- What you should do
All lines below must be repeated exactly, with the pictures omitted.

Structured figure records
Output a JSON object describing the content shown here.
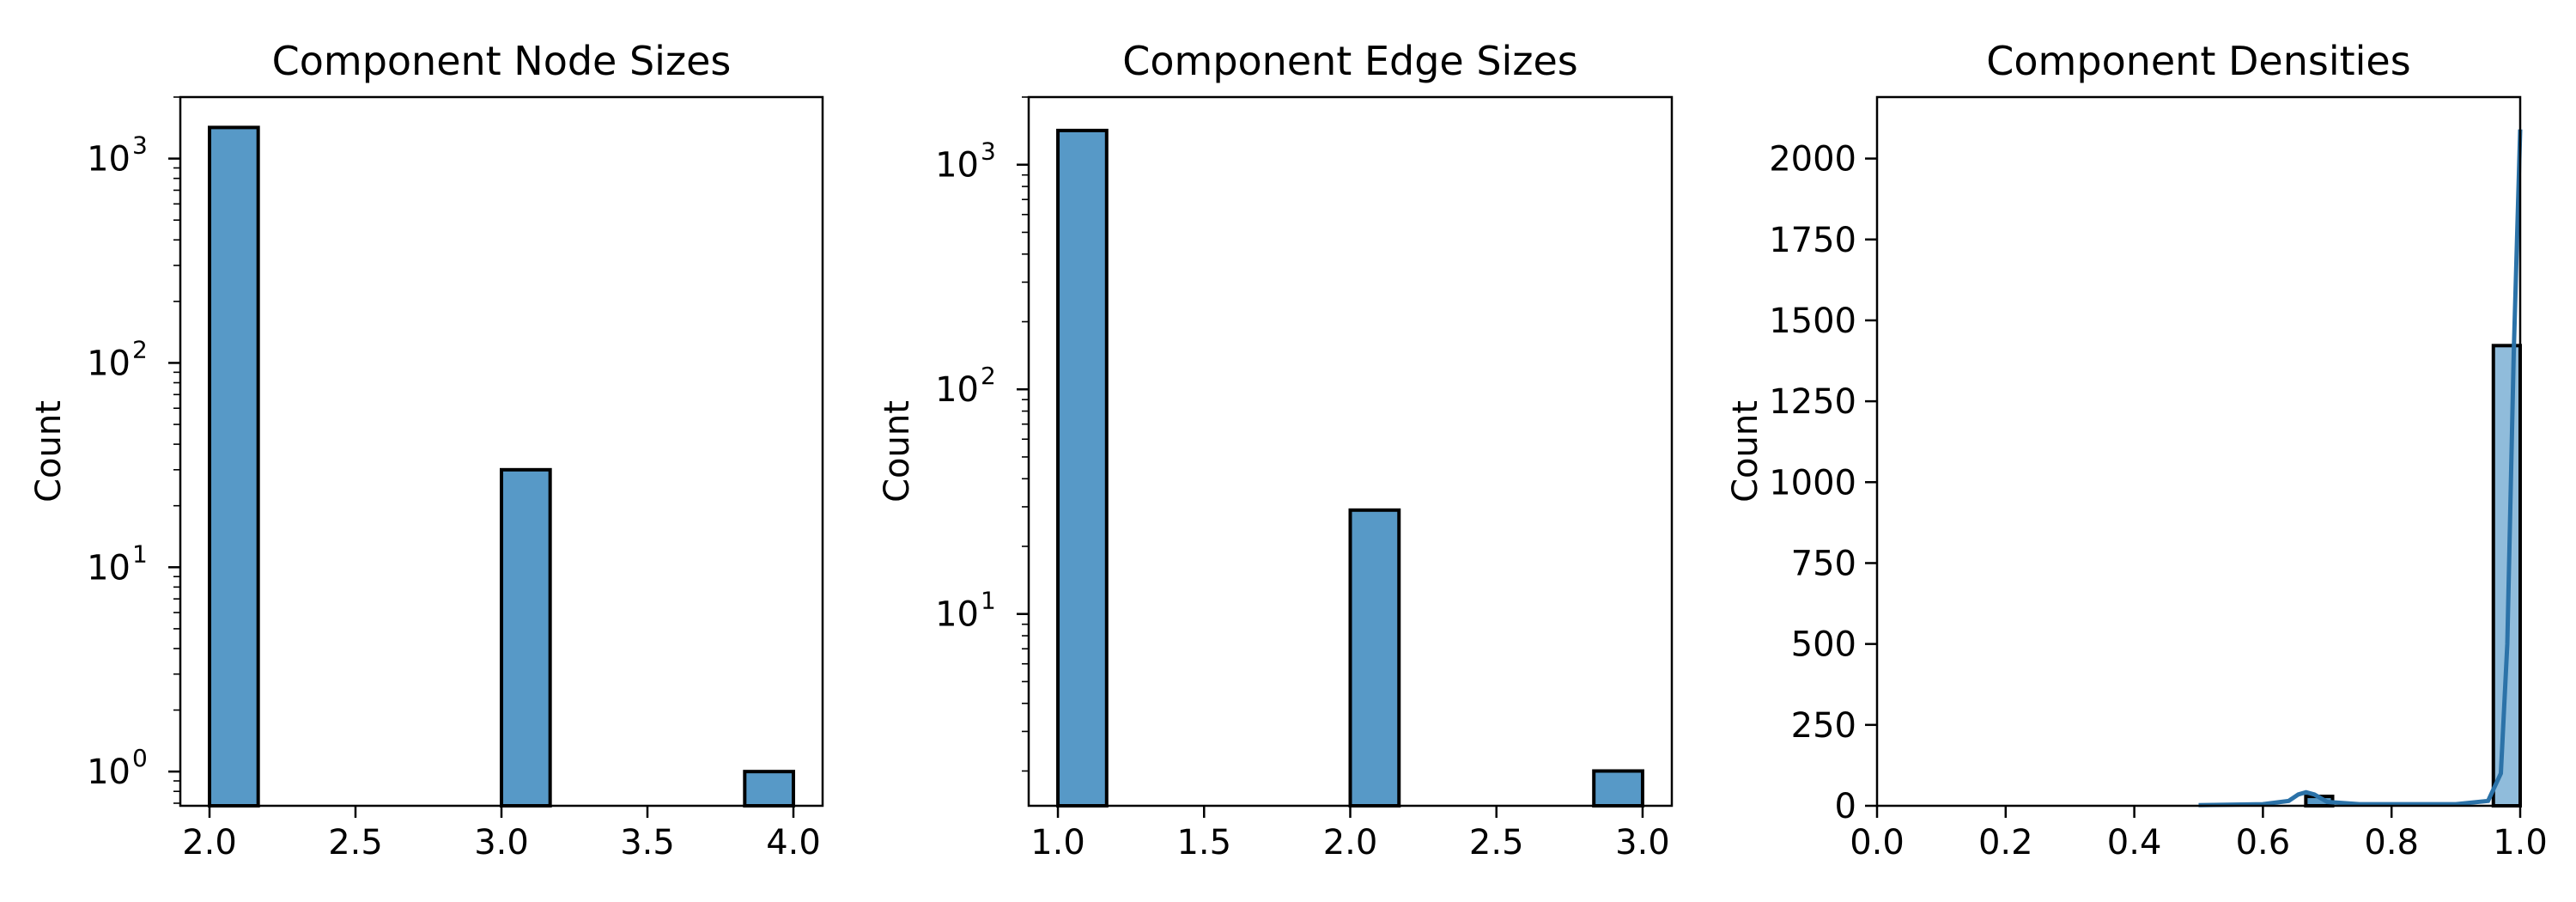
{
  "chart_data": [
    {
      "type": "bar",
      "title": "Component Node Sizes",
      "xlabel": "",
      "ylabel": "Count",
      "yscale": "log",
      "xlim": [
        1.9,
        4.1
      ],
      "ylim": [
        0.68,
        2000
      ],
      "xticks": [
        "2.0",
        "2.5",
        "3.0",
        "3.5",
        "4.0"
      ],
      "yticks": [
        {
          "base": "10",
          "exp": "0",
          "value": 1
        },
        {
          "base": "10",
          "exp": "1",
          "value": 10
        },
        {
          "base": "10",
          "exp": "2",
          "value": 100
        },
        {
          "base": "10",
          "exp": "3",
          "value": 1000
        }
      ],
      "bars": [
        {
          "x0": 2.0,
          "x1": 2.1667,
          "value": 1420
        },
        {
          "x0": 3.0,
          "x1": 3.1667,
          "value": 30
        },
        {
          "x0": 3.8333,
          "x1": 4.0,
          "value": 1
        }
      ]
    },
    {
      "type": "bar",
      "title": "Component Edge Sizes",
      "xlabel": "",
      "ylabel": "Count",
      "yscale": "log",
      "xlim": [
        0.9,
        3.1
      ],
      "ylim": [
        1.4,
        2000
      ],
      "xticks": [
        "1.0",
        "1.5",
        "2.0",
        "2.5",
        "3.0"
      ],
      "yticks": [
        {
          "base": "10",
          "exp": "1",
          "value": 10
        },
        {
          "base": "10",
          "exp": "2",
          "value": 100
        },
        {
          "base": "10",
          "exp": "3",
          "value": 1000
        }
      ],
      "bars": [
        {
          "x0": 1.0,
          "x1": 1.1667,
          "value": 1420
        },
        {
          "x0": 2.0,
          "x1": 2.1667,
          "value": 29
        },
        {
          "x0": 2.8333,
          "x1": 3.0,
          "value": 2
        }
      ]
    },
    {
      "type": "bar",
      "title": "Component Densities",
      "xlabel": "",
      "ylabel": "Count",
      "yscale": "linear",
      "xlim": [
        0.0,
        1.0
      ],
      "ylim": [
        0,
        2190
      ],
      "xticks": [
        "0.0",
        "0.2",
        "0.4",
        "0.6",
        "0.8",
        "1.0"
      ],
      "yticks": [
        "0",
        "250",
        "500",
        "750",
        "1000",
        "1250",
        "1500",
        "1750",
        "2000"
      ],
      "bars": [
        {
          "x0": 0.6667,
          "x1": 0.7083,
          "value": 29
        },
        {
          "x0": 0.9583,
          "x1": 1.0,
          "value": 1422
        }
      ],
      "kde": {
        "x": [
          0.5,
          0.6,
          0.64,
          0.655,
          0.667,
          0.68,
          0.7,
          0.75,
          0.9,
          0.95,
          0.97,
          0.98,
          0.99,
          1.0
        ],
        "y": [
          2,
          5,
          15,
          35,
          42,
          35,
          12,
          5,
          5,
          15,
          100,
          500,
          1400,
          2090
        ]
      }
    }
  ]
}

- Response
Output a JSON object describing the content shown here.
{
  "chart_data": [
    {
      "type": "bar",
      "title": "Component Node Sizes",
      "xlabel": "",
      "ylabel": "Count",
      "yscale": "log",
      "xlim": [
        1.9,
        4.1
      ],
      "ylim": [
        0.68,
        2000
      ],
      "xticks": [
        "2.0",
        "2.5",
        "3.0",
        "3.5",
        "4.0"
      ],
      "yticks": [
        {
          "base": "10",
          "exp": "0",
          "value": 1
        },
        {
          "base": "10",
          "exp": "1",
          "value": 10
        },
        {
          "base": "10",
          "exp": "2",
          "value": 100
        },
        {
          "base": "10",
          "exp": "3",
          "value": 1000
        }
      ],
      "bars": [
        {
          "x0": 2.0,
          "x1": 2.1667,
          "value": 1420
        },
        {
          "x0": 3.0,
          "x1": 3.1667,
          "value": 30
        },
        {
          "x0": 3.8333,
          "x1": 4.0,
          "value": 1
        }
      ]
    },
    {
      "type": "bar",
      "title": "Component Edge Sizes",
      "xlabel": "",
      "ylabel": "Count",
      "yscale": "log",
      "xlim": [
        0.9,
        3.1
      ],
      "ylim": [
        1.4,
        2000
      ],
      "xticks": [
        "1.0",
        "1.5",
        "2.0",
        "2.5",
        "3.0"
      ],
      "yticks": [
        {
          "base": "10",
          "exp": "1",
          "value": 10
        },
        {
          "base": "10",
          "exp": "2",
          "value": 100
        },
        {
          "base": "10",
          "exp": "3",
          "value": 1000
        }
      ],
      "bars": [
        {
          "x0": 1.0,
          "x1": 1.1667,
          "value": 1420
        },
        {
          "x0": 2.0,
          "x1": 2.1667,
          "value": 29
        },
        {
          "x0": 2.8333,
          "x1": 3.0,
          "value": 2
        }
      ]
    },
    {
      "type": "bar",
      "title": "Component Densities",
      "xlabel": "",
      "ylabel": "Count",
      "yscale": "linear",
      "xlim": [
        0.0,
        1.0
      ],
      "ylim": [
        0,
        2190
      ],
      "xticks": [
        "0.0",
        "0.2",
        "0.4",
        "0.6",
        "0.8",
        "1.0"
      ],
      "yticks": [
        "0",
        "250",
        "500",
        "750",
        "1000",
        "1250",
        "1500",
        "1750",
        "2000"
      ],
      "bars": [
        {
          "x0": 0.6667,
          "x1": 0.7083,
          "value": 29
        },
        {
          "x0": 0.9583,
          "x1": 1.0,
          "value": 1422
        }
      ],
      "kde": {
        "x": [
          0.5,
          0.6,
          0.64,
          0.655,
          0.667,
          0.68,
          0.7,
          0.75,
          0.9,
          0.95,
          0.97,
          0.98,
          0.99,
          1.0
        ],
        "y": [
          2,
          5,
          15,
          35,
          42,
          35,
          12,
          5,
          5,
          15,
          100,
          500,
          1400,
          2090
        ]
      }
    }
  ]
}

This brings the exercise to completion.